SHORT EXERCISE
Wherever the word "value" appears in a line, copy that line.

■ ■ ■ ■

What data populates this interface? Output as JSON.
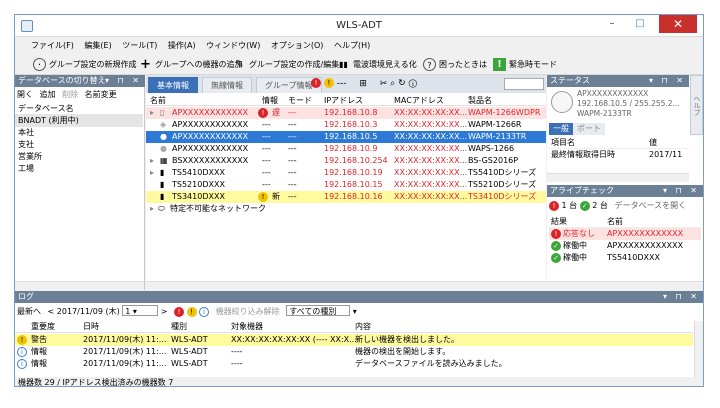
{
  "window": {
    "title": "WLS-ADT",
    "min": "–",
    "max": "□",
    "close": "✕"
  },
  "menu": [
    "ファイル(F)",
    "編集(E)",
    "ツール(T)",
    "操作(A)",
    "ウィンドウ(W)",
    "オプション(O)",
    "ヘルプ(H)"
  ],
  "toolbar": {
    "new_group": "グループ設定の新規作成",
    "add_device": "グループへの機器の追加",
    "edit_group": "グループ設定の作成/編集",
    "radio": "電波環境見える化",
    "help": "困ったときは",
    "emergency": "緊急時モード"
  },
  "left": {
    "header": "データベースの切り替え",
    "tools": [
      "開く",
      "追加",
      "削除",
      "名前変更"
    ],
    "items": [
      "データベース名",
      "BNADT (利用中)",
      "本社",
      "支社",
      "営業所",
      "工場"
    ]
  },
  "center": {
    "tabs": [
      "基本情報",
      "無線情報",
      "グループ情報"
    ],
    "columns": [
      "名前",
      "情報",
      "モード",
      "IPアドレス",
      "MACアドレス",
      "製品名"
    ],
    "rows": [
      {
        "name": "APXXXXXXXXXXXX",
        "info": "遅",
        "mode": "---",
        "ip": "192.168.10.8",
        "mac": "XX:XX:XX:XX:XX...",
        "product": "WAPM-1266WDPR",
        "style": "pink"
      },
      {
        "name": "APXXXXXXXXXXXX",
        "info": "---",
        "mode": "---",
        "ip": "192.168.10.3",
        "mac": "XX:XX:XX:XX:XX...",
        "product": "WAPM-1266R",
        "style": ""
      },
      {
        "name": "APXXXXXXXXXXXX",
        "info": "---",
        "mode": "---",
        "ip": "192.168.10.5",
        "mac": "XX:XX:XX:XX:XX...",
        "product": "WAPM-2133TR",
        "style": "blue"
      },
      {
        "name": "APXXXXXXXXXXXX",
        "info": "---",
        "mode": "---",
        "ip": "192.168.10.9",
        "mac": "XX:XX:XX:XX:XX...",
        "product": "WAPS-1266",
        "style": ""
      },
      {
        "name": "BSXXXXXXXXXXXX",
        "info": "---",
        "mode": "---",
        "ip": "192.168.10.254",
        "mac": "XX:XX:XX:XX:XX...",
        "product": "BS-GS2016P",
        "style": ""
      },
      {
        "name": "TS5410DXXX",
        "info": "---",
        "mode": "---",
        "ip": "192.168.10.19",
        "mac": "XX:XX:XX:XX:XX...",
        "product": "TS5410Dシリーズ",
        "style": ""
      },
      {
        "name": "TS5210DXXX",
        "info": "---",
        "mode": "---",
        "ip": "192.168.10.15",
        "mac": "XX:XX:XX:XX:XX...",
        "product": "TS5210Dシリーズ",
        "style": ""
      },
      {
        "name": "TS3410DXXX",
        "info": "新",
        "mode": "---",
        "ip": "192.168.10.16",
        "mac": "XX:XX:XX:XX:XX...",
        "product": "TS3410Dシリーズ",
        "style": "yellow"
      },
      {
        "name": "特定不可能なネットワーク",
        "info": "",
        "mode": "",
        "ip": "",
        "mac": "",
        "product": "",
        "style": ""
      }
    ]
  },
  "status_panel": {
    "header": "ステータス",
    "lines": [
      "APXXXXXXXXXXXX",
      "192.168.10.5 / 255.255.2...",
      "WAPM-2133TR"
    ],
    "tabs": [
      "一般",
      "ポート"
    ],
    "table_headers": [
      "項目名",
      "値"
    ],
    "table_rows": [
      [
        "最終情報取得日時",
        "2017/11"
      ]
    ]
  },
  "alive": {
    "header": "アライブチェック",
    "red_count": "1 台",
    "green_count": "2 台",
    "db_button": "データベースを開く",
    "columns": [
      "結果",
      "名前"
    ],
    "rows": [
      {
        "result": "応答なし",
        "name": "APXXXXXXXXXXXX",
        "status": "red"
      },
      {
        "result": "稼働中",
        "name": "APXXXXXXXXXXXX",
        "status": "green"
      },
      {
        "result": "稼働中",
        "name": "TS5410DXXX",
        "status": "green"
      }
    ]
  },
  "log": {
    "header": "ログ",
    "latest": "最新へ",
    "date": "2017/11/09 (木)",
    "page": "1",
    "filter_clear": "機器絞り込み解除",
    "type_select": "すべての種別",
    "columns": [
      "重要度",
      "日時",
      "種別",
      "対象機器",
      "内容"
    ],
    "rows": [
      {
        "level": "警告",
        "date": "2017/11/09(木) 11:...",
        "type": "WLS-ADT",
        "target": "XX:XX:XX:XX:XX:XX (---- XX:X...",
        "content": "新しい機器を検出しました。",
        "style": "yellow"
      },
      {
        "level": "情報",
        "date": "2017/11/09(木) 11:...",
        "type": "WLS-ADT",
        "target": "----",
        "content": "機器の検出を開始します。",
        "style": ""
      },
      {
        "level": "情報",
        "date": "2017/11/09(木) 11:...",
        "type": "WLS-ADT",
        "target": "----",
        "content": "データベースファイルを読み込みました。",
        "style": ""
      }
    ]
  },
  "statusbar": "機器数 29 / IPアドレス検出済みの機器数 7",
  "side_tab": "ヘルプ"
}
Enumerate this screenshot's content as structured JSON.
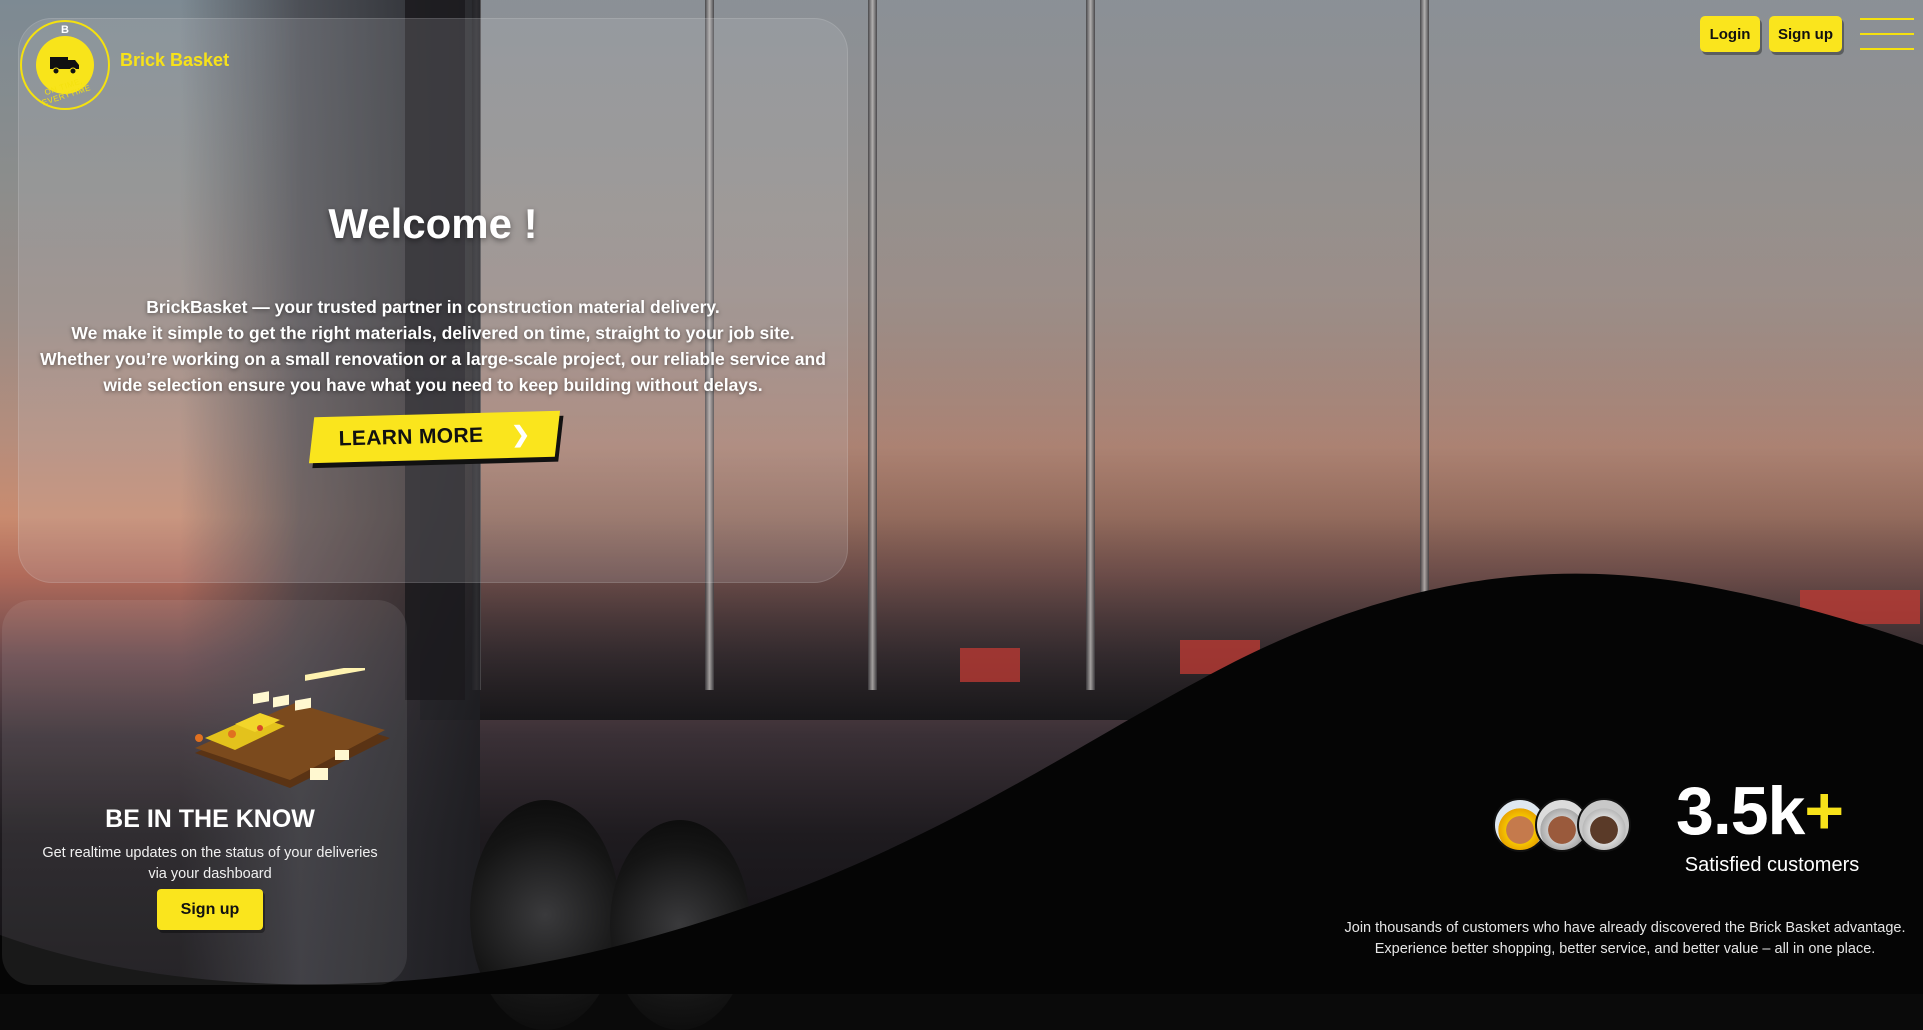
{
  "header": {
    "brand": "Brick Basket",
    "logo_letter": "B",
    "logo_tagline": "ON TIME, EVERYTIME",
    "login_label": "Login",
    "signup_label": "Sign up"
  },
  "hero": {
    "title": "Welcome !",
    "lines": [
      "BrickBasket — your trusted partner in construction material delivery.",
      "We make it simple to get the right materials, delivered on time, straight to your job site.",
      "Whether you’re working on a small renovation or a large-scale project, our reliable service and",
      "wide selection ensure you have what you need to keep building without delays."
    ],
    "cta_label": "LEARN MORE",
    "cta_icon": "chevron-right-icon"
  },
  "know": {
    "title": "BE IN THE KNOW",
    "text_line1": "Get realtime updates on the status of your deliveries",
    "text_line2": "via your dashboard",
    "signup_label": "Sign up"
  },
  "stats": {
    "value": "3.5k",
    "plus": "+",
    "label": "Satisfied customers",
    "join_line1": "Join thousands of customers who have already discovered the Brick Basket advantage.",
    "join_line2": "Experience better shopping, better service, and better value – all in one place."
  },
  "colors": {
    "accent": "#fae51d",
    "dark": "#0a0a0a",
    "text": "#ffffff"
  }
}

■ ■ ■ ■

REPLY TO THE TASK
    "value": "3.5k",
    "join_line2": "Experience better shopping, better service, and better value – all in one place."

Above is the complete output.